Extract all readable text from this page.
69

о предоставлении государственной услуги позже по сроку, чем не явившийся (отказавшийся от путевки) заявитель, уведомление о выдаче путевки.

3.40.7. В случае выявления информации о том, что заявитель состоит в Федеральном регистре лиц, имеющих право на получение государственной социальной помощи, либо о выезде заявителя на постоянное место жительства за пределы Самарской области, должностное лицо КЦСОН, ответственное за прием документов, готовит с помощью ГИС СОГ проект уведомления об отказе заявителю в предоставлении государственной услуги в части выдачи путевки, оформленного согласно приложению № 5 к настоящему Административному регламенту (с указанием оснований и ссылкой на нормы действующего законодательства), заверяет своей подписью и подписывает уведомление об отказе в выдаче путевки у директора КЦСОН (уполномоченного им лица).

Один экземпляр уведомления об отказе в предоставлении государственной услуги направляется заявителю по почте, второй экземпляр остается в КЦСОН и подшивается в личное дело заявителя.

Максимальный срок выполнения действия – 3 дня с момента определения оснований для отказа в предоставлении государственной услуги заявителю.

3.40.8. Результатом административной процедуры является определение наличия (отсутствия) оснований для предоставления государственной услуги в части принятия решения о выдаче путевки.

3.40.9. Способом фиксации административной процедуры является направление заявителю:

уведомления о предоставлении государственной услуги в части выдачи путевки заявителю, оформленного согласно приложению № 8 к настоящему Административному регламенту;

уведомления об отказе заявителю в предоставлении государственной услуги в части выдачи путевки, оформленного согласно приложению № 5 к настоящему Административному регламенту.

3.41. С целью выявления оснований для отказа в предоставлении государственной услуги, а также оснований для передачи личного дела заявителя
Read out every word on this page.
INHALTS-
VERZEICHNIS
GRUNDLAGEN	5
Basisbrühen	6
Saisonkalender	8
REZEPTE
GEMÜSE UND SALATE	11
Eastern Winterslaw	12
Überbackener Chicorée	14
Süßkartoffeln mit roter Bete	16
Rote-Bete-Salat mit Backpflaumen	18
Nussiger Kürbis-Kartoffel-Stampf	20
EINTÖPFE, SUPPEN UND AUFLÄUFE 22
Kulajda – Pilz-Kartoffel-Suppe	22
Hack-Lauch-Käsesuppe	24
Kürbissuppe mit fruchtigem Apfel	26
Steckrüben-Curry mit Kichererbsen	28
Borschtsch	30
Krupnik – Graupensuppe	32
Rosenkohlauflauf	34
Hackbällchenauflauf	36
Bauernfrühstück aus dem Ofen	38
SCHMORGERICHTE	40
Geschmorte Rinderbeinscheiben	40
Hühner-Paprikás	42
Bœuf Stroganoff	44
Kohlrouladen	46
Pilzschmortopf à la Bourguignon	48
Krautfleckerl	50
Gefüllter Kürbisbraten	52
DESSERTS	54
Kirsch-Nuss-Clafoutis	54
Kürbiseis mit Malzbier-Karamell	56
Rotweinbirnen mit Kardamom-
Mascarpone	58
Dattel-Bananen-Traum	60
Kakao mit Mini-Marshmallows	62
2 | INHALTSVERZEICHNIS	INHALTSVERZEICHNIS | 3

________

- _PROBLEM DETAILS_: Which lines of the material contain the string "административной"? List each of them.

- _WRITTEN ANSWER_:
3.40.8. Результатом административной процедуры является определение наличия (отсутствия) оснований для предоставления государственной услуги в части принятия решения о выдаче путевки.
3.40.9. Способом фиксации административной процедуры является направление заявителю:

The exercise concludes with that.